- [Problem details]
Find each line containing the string "mini". Copy it.

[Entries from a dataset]

= = = = =

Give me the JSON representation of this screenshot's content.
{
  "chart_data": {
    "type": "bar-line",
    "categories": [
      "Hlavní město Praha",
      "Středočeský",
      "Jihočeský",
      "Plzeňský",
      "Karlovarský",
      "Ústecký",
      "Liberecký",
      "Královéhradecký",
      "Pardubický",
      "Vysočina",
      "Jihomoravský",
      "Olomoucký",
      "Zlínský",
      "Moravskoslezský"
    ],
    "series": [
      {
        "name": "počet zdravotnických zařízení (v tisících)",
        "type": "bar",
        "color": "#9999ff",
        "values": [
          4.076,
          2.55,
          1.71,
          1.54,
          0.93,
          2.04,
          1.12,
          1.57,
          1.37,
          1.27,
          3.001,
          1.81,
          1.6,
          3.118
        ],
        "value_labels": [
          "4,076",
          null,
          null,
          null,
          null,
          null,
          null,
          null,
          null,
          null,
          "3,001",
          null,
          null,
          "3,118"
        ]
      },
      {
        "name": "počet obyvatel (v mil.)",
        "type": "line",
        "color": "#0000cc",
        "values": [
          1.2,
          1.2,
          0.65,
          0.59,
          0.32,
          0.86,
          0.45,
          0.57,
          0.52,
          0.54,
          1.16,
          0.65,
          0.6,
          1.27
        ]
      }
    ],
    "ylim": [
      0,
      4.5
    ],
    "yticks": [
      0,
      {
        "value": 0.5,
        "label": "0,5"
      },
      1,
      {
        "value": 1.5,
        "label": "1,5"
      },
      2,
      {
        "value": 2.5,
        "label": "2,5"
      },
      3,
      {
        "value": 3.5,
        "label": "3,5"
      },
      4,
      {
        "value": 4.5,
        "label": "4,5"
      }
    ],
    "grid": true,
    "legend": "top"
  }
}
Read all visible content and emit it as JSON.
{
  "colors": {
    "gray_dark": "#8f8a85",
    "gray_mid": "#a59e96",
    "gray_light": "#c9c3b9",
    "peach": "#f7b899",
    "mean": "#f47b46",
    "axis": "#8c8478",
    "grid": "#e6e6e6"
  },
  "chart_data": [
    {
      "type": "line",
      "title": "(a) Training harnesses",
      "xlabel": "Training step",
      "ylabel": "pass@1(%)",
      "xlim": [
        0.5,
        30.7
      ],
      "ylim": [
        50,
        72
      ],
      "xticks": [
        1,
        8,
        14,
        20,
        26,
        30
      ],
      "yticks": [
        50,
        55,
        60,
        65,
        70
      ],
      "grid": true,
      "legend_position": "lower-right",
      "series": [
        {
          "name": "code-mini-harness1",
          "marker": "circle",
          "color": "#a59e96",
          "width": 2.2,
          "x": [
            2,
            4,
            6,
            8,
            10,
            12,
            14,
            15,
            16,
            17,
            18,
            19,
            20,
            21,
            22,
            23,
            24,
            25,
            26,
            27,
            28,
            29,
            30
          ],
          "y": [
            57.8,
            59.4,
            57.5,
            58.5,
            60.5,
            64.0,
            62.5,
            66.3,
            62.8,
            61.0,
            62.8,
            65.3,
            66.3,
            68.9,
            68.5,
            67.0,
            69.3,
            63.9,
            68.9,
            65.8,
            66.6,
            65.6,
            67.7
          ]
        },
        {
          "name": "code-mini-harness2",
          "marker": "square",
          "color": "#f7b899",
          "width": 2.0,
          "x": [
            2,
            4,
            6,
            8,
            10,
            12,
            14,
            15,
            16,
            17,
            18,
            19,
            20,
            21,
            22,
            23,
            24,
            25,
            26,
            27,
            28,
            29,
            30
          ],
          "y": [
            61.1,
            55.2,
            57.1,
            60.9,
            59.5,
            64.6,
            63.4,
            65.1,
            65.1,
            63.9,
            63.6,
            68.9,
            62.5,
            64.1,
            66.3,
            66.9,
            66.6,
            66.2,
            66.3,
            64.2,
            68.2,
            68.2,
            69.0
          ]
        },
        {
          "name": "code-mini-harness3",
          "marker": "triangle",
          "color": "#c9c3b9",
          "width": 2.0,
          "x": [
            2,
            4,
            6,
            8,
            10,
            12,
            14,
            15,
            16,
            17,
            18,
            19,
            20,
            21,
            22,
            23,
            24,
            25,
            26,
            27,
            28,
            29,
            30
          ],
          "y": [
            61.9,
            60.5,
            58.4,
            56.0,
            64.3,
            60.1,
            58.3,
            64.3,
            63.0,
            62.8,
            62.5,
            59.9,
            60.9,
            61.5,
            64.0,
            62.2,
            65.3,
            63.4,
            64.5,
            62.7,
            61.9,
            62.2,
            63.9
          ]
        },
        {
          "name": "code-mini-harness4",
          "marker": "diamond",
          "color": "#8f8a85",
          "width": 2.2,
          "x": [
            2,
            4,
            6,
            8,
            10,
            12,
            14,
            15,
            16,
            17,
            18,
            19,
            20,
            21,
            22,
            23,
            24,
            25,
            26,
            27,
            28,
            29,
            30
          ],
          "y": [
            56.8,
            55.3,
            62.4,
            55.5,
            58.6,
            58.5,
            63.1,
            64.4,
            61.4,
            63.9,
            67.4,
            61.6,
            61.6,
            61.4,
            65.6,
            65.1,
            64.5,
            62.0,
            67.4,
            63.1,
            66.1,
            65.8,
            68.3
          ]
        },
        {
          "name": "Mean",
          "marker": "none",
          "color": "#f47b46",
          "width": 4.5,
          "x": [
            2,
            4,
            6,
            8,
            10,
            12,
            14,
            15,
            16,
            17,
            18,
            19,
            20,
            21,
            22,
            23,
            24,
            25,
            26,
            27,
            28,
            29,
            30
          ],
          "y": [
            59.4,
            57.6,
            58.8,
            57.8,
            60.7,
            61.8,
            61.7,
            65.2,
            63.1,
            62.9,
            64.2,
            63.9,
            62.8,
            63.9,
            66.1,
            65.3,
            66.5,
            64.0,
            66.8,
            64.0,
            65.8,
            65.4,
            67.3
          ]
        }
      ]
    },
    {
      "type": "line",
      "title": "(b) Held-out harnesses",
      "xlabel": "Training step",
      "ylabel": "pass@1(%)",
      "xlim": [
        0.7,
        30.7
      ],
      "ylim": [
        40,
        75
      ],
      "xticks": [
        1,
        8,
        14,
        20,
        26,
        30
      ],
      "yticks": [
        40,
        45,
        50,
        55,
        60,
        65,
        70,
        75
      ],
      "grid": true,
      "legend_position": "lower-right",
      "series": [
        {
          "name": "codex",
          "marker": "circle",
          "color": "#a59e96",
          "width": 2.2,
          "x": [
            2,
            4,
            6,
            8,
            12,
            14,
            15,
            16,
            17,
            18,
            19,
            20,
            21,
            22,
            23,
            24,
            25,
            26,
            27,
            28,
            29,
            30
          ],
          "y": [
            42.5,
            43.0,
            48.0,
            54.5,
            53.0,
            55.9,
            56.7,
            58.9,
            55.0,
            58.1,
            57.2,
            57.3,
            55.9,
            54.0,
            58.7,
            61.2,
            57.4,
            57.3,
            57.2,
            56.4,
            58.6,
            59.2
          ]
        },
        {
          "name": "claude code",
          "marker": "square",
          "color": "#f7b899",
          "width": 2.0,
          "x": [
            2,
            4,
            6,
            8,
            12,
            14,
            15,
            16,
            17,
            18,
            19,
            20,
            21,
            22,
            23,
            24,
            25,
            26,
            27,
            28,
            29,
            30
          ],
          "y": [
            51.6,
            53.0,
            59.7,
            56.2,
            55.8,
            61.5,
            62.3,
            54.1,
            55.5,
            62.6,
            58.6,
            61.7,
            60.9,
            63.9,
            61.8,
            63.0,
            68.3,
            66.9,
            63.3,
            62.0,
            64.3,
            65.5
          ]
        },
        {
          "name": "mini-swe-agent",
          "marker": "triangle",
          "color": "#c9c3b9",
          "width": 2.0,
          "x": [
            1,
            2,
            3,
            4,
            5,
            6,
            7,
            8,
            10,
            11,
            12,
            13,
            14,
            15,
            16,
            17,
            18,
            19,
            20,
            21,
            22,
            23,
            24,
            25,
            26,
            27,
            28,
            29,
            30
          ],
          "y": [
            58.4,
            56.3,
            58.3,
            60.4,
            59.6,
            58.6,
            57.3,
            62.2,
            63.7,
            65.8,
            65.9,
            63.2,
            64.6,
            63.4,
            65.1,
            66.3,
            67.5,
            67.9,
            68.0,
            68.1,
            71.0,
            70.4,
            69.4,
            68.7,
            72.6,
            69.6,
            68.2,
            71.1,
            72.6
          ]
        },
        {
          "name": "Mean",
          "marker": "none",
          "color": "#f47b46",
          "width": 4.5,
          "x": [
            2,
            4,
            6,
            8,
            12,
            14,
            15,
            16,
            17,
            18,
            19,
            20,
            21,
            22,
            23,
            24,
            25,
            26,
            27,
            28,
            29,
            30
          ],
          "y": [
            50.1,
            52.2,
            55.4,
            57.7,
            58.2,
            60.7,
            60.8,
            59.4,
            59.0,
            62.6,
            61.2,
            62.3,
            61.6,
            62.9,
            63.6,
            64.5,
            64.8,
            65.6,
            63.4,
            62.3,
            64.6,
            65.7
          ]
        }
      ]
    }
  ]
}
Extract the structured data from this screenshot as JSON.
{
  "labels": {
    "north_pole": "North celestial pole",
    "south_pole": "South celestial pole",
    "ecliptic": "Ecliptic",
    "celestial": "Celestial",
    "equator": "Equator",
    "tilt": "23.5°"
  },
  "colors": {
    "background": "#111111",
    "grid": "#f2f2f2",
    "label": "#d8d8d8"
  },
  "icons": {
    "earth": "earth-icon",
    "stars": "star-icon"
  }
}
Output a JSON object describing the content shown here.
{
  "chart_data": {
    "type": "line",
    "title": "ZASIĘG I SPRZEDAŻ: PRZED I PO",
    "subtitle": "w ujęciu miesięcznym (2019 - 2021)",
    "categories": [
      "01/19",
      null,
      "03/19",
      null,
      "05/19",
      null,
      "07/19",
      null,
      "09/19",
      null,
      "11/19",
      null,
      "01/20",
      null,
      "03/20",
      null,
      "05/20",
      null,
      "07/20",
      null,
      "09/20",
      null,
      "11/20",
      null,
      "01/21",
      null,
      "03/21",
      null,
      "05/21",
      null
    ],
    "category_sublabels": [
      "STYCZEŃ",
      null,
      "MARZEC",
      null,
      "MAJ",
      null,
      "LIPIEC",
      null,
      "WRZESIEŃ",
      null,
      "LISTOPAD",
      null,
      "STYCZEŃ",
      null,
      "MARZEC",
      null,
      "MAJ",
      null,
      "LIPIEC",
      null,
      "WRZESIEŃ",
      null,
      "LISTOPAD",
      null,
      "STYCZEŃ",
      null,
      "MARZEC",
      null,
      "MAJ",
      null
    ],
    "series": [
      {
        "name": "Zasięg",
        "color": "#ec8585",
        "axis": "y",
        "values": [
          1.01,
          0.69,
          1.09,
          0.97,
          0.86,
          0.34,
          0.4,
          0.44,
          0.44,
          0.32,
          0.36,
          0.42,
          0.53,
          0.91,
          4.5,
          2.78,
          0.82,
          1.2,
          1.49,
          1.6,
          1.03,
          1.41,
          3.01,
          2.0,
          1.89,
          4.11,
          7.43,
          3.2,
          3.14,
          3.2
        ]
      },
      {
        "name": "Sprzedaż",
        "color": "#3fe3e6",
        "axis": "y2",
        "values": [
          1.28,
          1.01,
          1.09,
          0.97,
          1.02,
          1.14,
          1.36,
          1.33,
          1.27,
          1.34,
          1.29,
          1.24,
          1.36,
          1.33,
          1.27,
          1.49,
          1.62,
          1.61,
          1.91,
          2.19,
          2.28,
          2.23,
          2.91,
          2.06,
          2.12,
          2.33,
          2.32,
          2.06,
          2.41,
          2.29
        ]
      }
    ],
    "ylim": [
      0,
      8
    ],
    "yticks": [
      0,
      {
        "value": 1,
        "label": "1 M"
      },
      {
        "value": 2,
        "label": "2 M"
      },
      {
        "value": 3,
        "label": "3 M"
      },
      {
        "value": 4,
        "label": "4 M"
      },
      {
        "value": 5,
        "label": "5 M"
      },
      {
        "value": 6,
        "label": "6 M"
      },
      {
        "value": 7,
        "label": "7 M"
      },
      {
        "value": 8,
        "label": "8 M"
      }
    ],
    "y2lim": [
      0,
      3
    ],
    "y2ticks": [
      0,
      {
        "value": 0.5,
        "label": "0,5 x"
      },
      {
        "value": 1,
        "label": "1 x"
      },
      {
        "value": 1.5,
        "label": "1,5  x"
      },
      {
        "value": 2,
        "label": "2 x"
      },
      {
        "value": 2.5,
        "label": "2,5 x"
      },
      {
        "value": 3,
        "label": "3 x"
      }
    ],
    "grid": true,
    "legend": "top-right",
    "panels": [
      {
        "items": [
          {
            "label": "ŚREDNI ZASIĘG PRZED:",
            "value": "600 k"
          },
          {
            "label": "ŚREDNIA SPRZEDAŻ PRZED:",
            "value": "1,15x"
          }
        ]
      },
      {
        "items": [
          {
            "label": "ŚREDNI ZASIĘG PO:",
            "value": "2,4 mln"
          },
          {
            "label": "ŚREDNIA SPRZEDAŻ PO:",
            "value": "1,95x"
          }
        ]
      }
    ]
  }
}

= = = = =

- [Answer to the exercise]
          "name": "code-mini-harness1",
          "name": "code-mini-harness2",
          "name": "code-mini-harness3",
          "name": "code-mini-harness4",
          "name": "mini-swe-agent",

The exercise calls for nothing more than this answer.